>> START Source records
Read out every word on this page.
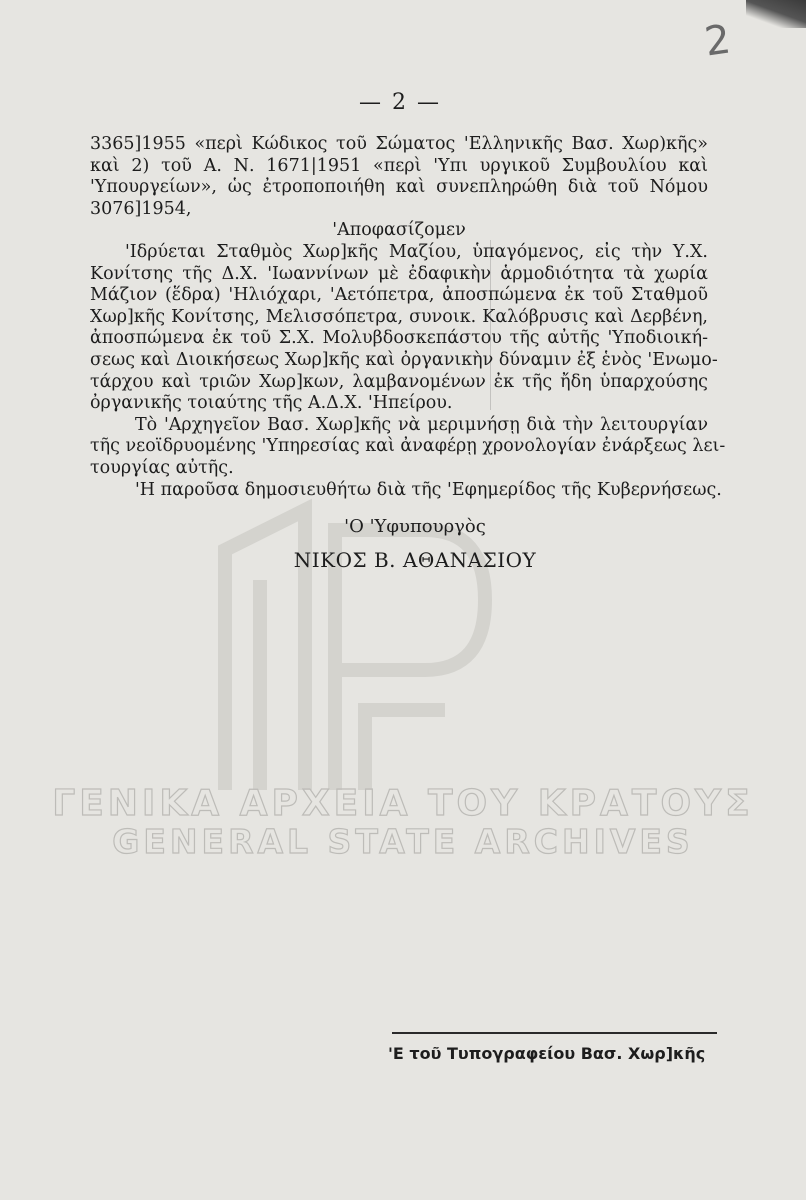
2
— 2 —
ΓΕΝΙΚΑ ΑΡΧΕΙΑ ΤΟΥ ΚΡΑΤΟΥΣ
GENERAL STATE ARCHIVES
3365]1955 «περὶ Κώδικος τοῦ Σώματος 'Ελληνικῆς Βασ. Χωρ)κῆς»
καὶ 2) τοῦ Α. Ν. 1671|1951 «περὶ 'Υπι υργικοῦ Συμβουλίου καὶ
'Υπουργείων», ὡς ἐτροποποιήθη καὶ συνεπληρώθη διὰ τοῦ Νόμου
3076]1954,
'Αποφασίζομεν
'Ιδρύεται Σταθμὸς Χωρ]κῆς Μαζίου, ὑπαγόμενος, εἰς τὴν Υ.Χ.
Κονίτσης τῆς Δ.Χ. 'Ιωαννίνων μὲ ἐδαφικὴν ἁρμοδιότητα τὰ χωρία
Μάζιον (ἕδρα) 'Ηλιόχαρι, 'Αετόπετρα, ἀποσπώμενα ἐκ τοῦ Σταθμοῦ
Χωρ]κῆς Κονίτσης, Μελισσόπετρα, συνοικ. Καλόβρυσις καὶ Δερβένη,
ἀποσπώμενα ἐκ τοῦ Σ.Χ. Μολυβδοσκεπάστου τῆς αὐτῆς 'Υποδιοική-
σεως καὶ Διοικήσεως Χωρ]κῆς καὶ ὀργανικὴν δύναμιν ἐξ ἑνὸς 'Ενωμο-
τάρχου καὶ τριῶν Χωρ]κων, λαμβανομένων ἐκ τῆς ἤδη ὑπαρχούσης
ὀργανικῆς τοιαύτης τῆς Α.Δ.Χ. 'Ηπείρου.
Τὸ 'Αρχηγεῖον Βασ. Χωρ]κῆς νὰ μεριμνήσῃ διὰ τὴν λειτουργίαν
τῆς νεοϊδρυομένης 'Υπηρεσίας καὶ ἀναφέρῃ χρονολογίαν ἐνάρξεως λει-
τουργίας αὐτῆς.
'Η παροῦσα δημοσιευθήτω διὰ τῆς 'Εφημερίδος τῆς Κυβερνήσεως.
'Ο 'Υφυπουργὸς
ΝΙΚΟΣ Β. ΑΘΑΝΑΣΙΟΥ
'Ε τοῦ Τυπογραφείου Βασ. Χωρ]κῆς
>> END Source records
What is being asked
Your answer should be a single number: the count of lines in the listing that contain the word "Κονίτσης".

Task solution
2